> **Excerpted data**:
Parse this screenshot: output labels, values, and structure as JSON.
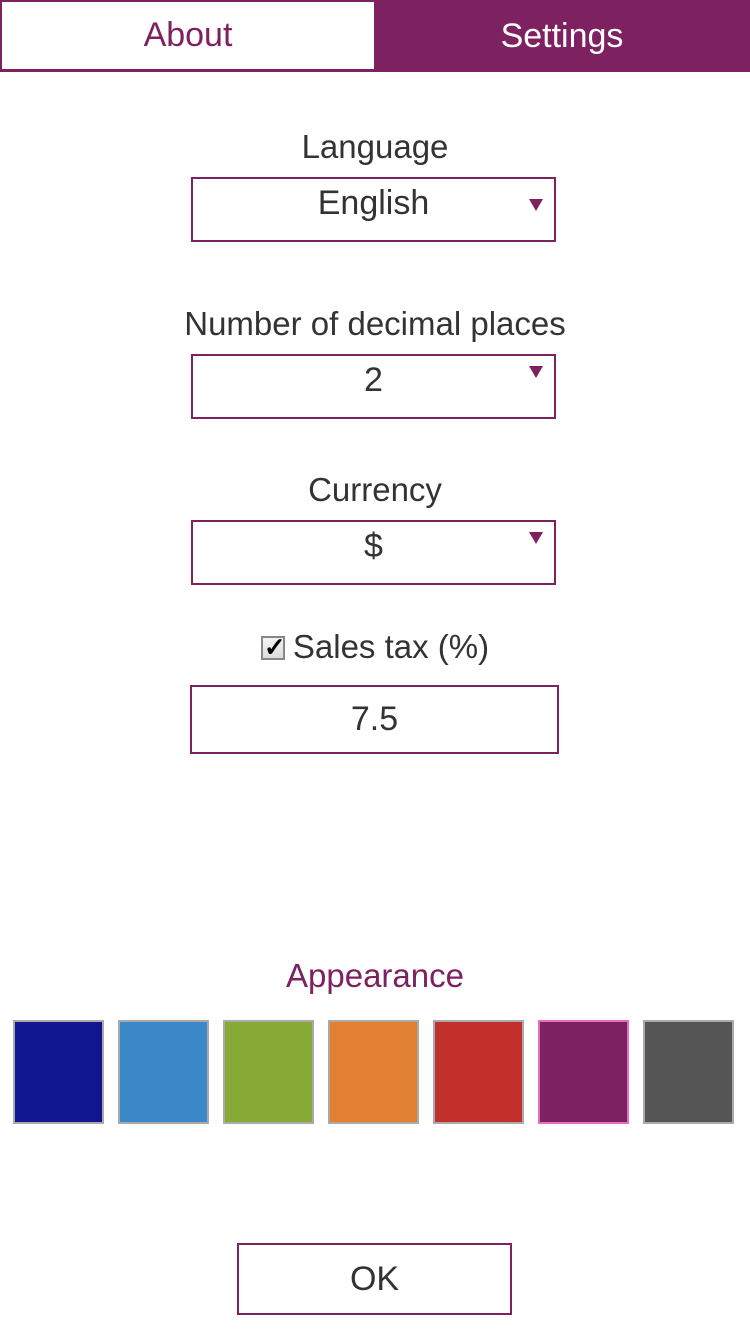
{
  "tabs": [
    {
      "label": "About",
      "active": false
    },
    {
      "label": "Settings",
      "active": true
    }
  ],
  "settings": {
    "language": {
      "label": "Language",
      "value": "English"
    },
    "decimal_places": {
      "label": "Number of decimal places",
      "value": "2"
    },
    "currency": {
      "label": "Currency",
      "value": "$"
    },
    "sales_tax": {
      "label": "Sales tax (%)",
      "checked": true,
      "check_glyph": "✓",
      "value": "7.5"
    }
  },
  "appearance": {
    "title": "Appearance",
    "swatches": [
      {
        "name": "dark-blue",
        "color": "#10168f",
        "selected": false
      },
      {
        "name": "light-blue",
        "color": "#3a88c7",
        "selected": false
      },
      {
        "name": "green",
        "color": "#87aa37",
        "selected": false
      },
      {
        "name": "orange",
        "color": "#e08030",
        "selected": false
      },
      {
        "name": "red",
        "color": "#c1302a",
        "selected": false
      },
      {
        "name": "purple",
        "color": "#7d2160",
        "selected": true
      },
      {
        "name": "gray",
        "color": "#555555",
        "selected": false
      }
    ]
  },
  "colors": {
    "accent": "#7d2160",
    "selected_swatch_border": "#e070c0"
  },
  "ok_label": "OK"
}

> **Exercise instructions**: Show each line of the listing that holds the string "true".

> **Completed exercise**:
      "active": true
      "checked": true,
        "selected": true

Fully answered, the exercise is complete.